* EXTRACTED INFORMATION:
------------------------------------------------------------------------
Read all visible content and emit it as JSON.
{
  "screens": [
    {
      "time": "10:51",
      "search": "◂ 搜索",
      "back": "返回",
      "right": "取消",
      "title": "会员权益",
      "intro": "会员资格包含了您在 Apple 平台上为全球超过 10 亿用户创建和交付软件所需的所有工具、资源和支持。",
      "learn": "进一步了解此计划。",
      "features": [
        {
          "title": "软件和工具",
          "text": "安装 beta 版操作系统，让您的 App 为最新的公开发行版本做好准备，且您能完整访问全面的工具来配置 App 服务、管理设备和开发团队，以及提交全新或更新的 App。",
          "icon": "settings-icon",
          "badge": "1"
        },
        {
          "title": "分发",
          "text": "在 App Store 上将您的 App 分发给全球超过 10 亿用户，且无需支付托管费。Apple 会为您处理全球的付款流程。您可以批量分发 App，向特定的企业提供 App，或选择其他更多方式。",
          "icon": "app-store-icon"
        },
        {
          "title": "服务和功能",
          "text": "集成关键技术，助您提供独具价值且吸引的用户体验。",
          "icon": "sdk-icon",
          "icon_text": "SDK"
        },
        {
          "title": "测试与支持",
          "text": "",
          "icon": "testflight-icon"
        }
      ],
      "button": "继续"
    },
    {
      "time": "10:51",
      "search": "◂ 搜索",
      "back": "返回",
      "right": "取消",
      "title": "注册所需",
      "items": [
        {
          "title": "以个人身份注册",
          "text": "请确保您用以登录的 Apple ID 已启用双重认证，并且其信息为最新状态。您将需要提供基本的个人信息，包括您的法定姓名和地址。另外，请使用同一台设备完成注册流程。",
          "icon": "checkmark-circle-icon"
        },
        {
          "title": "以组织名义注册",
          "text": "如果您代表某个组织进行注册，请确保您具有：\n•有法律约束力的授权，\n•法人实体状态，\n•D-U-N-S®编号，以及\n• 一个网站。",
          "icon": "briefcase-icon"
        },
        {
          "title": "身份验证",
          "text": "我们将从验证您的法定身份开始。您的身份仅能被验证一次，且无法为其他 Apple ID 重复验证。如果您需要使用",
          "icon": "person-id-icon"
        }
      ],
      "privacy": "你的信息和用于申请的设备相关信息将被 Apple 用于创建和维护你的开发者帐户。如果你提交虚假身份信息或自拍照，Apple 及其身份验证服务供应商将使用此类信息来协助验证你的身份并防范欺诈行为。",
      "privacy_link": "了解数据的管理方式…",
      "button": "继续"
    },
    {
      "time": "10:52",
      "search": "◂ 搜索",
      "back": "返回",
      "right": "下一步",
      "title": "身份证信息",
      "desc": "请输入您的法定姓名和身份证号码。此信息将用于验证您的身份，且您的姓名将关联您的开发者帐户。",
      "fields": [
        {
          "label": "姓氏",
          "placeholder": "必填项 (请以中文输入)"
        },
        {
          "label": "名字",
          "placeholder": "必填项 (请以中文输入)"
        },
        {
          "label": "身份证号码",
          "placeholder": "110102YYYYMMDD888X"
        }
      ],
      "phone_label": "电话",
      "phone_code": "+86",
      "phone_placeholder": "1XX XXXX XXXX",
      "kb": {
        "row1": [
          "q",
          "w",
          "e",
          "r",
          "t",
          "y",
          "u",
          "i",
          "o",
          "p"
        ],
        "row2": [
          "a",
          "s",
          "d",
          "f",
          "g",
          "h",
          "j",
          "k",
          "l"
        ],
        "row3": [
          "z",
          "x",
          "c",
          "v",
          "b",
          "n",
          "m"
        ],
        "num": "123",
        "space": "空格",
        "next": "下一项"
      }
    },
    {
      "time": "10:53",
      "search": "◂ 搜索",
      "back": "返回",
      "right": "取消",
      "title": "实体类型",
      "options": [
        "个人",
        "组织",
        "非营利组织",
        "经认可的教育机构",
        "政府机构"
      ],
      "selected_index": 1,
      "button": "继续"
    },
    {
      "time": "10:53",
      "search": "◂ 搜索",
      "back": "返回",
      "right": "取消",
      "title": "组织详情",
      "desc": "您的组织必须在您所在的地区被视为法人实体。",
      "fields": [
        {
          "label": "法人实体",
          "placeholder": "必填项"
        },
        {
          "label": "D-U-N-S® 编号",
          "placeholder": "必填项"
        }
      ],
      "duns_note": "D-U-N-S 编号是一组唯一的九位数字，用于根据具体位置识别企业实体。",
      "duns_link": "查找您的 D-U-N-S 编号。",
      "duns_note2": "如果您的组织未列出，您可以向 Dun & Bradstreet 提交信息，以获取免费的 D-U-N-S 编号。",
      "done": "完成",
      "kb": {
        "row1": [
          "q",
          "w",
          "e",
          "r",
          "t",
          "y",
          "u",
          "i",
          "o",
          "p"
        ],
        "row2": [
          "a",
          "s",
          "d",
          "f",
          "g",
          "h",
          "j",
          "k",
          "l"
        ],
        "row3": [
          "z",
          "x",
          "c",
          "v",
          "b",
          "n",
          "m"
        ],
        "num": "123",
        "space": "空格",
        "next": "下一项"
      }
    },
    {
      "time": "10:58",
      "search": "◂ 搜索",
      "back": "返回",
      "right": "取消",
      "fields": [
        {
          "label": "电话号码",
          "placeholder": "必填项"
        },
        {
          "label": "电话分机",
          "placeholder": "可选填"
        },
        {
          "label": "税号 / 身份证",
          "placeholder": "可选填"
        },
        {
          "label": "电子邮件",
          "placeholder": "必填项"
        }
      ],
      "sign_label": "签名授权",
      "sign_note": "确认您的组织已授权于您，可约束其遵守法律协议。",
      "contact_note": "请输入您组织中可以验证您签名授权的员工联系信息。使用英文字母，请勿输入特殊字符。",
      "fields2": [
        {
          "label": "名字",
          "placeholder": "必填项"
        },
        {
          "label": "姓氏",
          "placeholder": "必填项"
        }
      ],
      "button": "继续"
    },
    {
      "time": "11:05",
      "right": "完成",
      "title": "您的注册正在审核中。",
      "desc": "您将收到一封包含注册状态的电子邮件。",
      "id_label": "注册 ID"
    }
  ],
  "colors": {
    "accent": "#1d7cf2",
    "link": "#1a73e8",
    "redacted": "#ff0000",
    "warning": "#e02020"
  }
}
------------------------------------------------------------------------
* GIVEN REQUEST: Repeat the records exactly, including every line.

* RIGHT ANSWER:
Read all visible content and emit it as JSON.
{
  "screens": [
    {
      "time": "10:51",
      "search": "◂ 搜索",
      "back": "返回",
      "right": "取消",
      "title": "会员权益",
      "intro": "会员资格包含了您在 Apple 平台上为全球超过 10 亿用户创建和交付软件所需的所有工具、资源和支持。",
      "learn": "进一步了解此计划。",
      "features": [
        {
          "title": "软件和工具",
          "text": "安装 beta 版操作系统，让您的 App 为最新的公开发行版本做好准备，且您能完整访问全面的工具来配置 App 服务、管理设备和开发团队，以及提交全新或更新的 App。",
          "icon": "settings-icon",
          "badge": "1"
        },
        {
          "title": "分发",
          "text": "在 App Store 上将您的 App 分发给全球超过 10 亿用户，且无需支付托管费。Apple 会为您处理全球的付款流程。您可以批量分发 App，向特定的企业提供 App，或选择其他更多方式。",
          "icon": "app-store-icon"
        },
        {
          "title": "服务和功能",
          "text": "集成关键技术，助您提供独具价值且吸引的用户体验。",
          "icon": "sdk-icon",
          "icon_text": "SDK"
        },
        {
          "title": "测试与支持",
          "text": "",
          "icon": "testflight-icon"
        }
      ],
      "button": "继续"
    },
    {
      "time": "10:51",
      "search": "◂ 搜索",
      "back": "返回",
      "right": "取消",
      "title": "注册所需",
      "items": [
        {
          "title": "以个人身份注册",
          "text": "请确保您用以登录的 Apple ID 已启用双重认证，并且其信息为最新状态。您将需要提供基本的个人信息，包括您的法定姓名和地址。另外，请使用同一台设备完成注册流程。",
          "icon": "checkmark-circle-icon"
        },
        {
          "title": "以组织名义注册",
          "text": "如果您代表某个组织进行注册，请确保您具有：\n•有法律约束力的授权，\n•法人实体状态，\n•D-U-N-S®编号，以及\n• 一个网站。",
          "icon": "briefcase-icon"
        },
        {
          "title": "身份验证",
          "text": "我们将从验证您的法定身份开始。您的身份仅能被验证一次，且无法为其他 Apple ID 重复验证。如果您需要使用",
          "icon": "person-id-icon"
        }
      ],
      "privacy": "你的信息和用于申请的设备相关信息将被 Apple 用于创建和维护你的开发者帐户。如果你提交虚假身份信息或自拍照，Apple 及其身份验证服务供应商将使用此类信息来协助验证你的身份并防范欺诈行为。",
      "privacy_link": "了解数据的管理方式…",
      "button": "继续"
    },
    {
      "time": "10:52",
      "search": "◂ 搜索",
      "back": "返回",
      "right": "下一步",
      "title": "身份证信息",
      "desc": "请输入您的法定姓名和身份证号码。此信息将用于验证您的身份，且您的姓名将关联您的开发者帐户。",
      "fields": [
        {
          "label": "姓氏",
          "placeholder": "必填项 (请以中文输入)"
        },
        {
          "label": "名字",
          "placeholder": "必填项 (请以中文输入)"
        },
        {
          "label": "身份证号码",
          "placeholder": "110102YYYYMMDD888X"
        }
      ],
      "phone_label": "电话",
      "phone_code": "+86",
      "phone_placeholder": "1XX XXXX XXXX",
      "kb": {
        "row1": [
          "q",
          "w",
          "e",
          "r",
          "t",
          "y",
          "u",
          "i",
          "o",
          "p"
        ],
        "row2": [
          "a",
          "s",
          "d",
          "f",
          "g",
          "h",
          "j",
          "k",
          "l"
        ],
        "row3": [
          "z",
          "x",
          "c",
          "v",
          "b",
          "n",
          "m"
        ],
        "num": "123",
        "space": "空格",
        "next": "下一项"
      }
    },
    {
      "time": "10:53",
      "search": "◂ 搜索",
      "back": "返回",
      "right": "取消",
      "title": "实体类型",
      "options": [
        "个人",
        "组织",
        "非营利组织",
        "经认可的教育机构",
        "政府机构"
      ],
      "selected_index": 1,
      "button": "继续"
    },
    {
      "time": "10:53",
      "search": "◂ 搜索",
      "back": "返回",
      "right": "取消",
      "title": "组织详情",
      "desc": "您的组织必须在您所在的地区被视为法人实体。",
      "fields": [
        {
          "label": "法人实体",
          "placeholder": "必填项"
        },
        {
          "label": "D-U-N-S® 编号",
          "placeholder": "必填项"
        }
      ],
      "duns_note": "D-U-N-S 编号是一组唯一的九位数字，用于根据具体位置识别企业实体。",
      "duns_link": "查找您的 D-U-N-S 编号。",
      "duns_note2": "如果您的组织未列出，您可以向 Dun & Bradstreet 提交信息，以获取免费的 D-U-N-S 编号。",
      "done": "完成",
      "kb": {
        "row1": [
          "q",
          "w",
          "e",
          "r",
          "t",
          "y",
          "u",
          "i",
          "o",
          "p"
        ],
        "row2": [
          "a",
          "s",
          "d",
          "f",
          "g",
          "h",
          "j",
          "k",
          "l"
        ],
        "row3": [
          "z",
          "x",
          "c",
          "v",
          "b",
          "n",
          "m"
        ],
        "num": "123",
        "space": "空格",
        "next": "下一项"
      }
    },
    {
      "time": "10:58",
      "search": "◂ 搜索",
      "back": "返回",
      "right": "取消",
      "fields": [
        {
          "label": "电话号码",
          "placeholder": "必填项"
        },
        {
          "label": "电话分机",
          "placeholder": "可选填"
        },
        {
          "label": "税号 / 身份证",
          "placeholder": "可选填"
        },
        {
          "label": "电子邮件",
          "placeholder": "必填项"
        }
      ],
      "sign_label": "签名授权",
      "sign_note": "确认您的组织已授权于您，可约束其遵守法律协议。",
      "contact_note": "请输入您组织中可以验证您签名授权的员工联系信息。使用英文字母，请勿输入特殊字符。",
      "fields2": [
        {
          "label": "名字",
          "placeholder": "必填项"
        },
        {
          "label": "姓氏",
          "placeholder": "必填项"
        }
      ],
      "button": "继续"
    },
    {
      "time": "11:05",
      "right": "完成",
      "title": "您的注册正在审核中。",
      "desc": "您将收到一封包含注册状态的电子邮件。",
      "id_label": "注册 ID"
    }
  ],
  "colors": {
    "accent": "#1d7cf2",
    "link": "#1a73e8",
    "redacted": "#ff0000",
    "warning": "#e02020"
  }
}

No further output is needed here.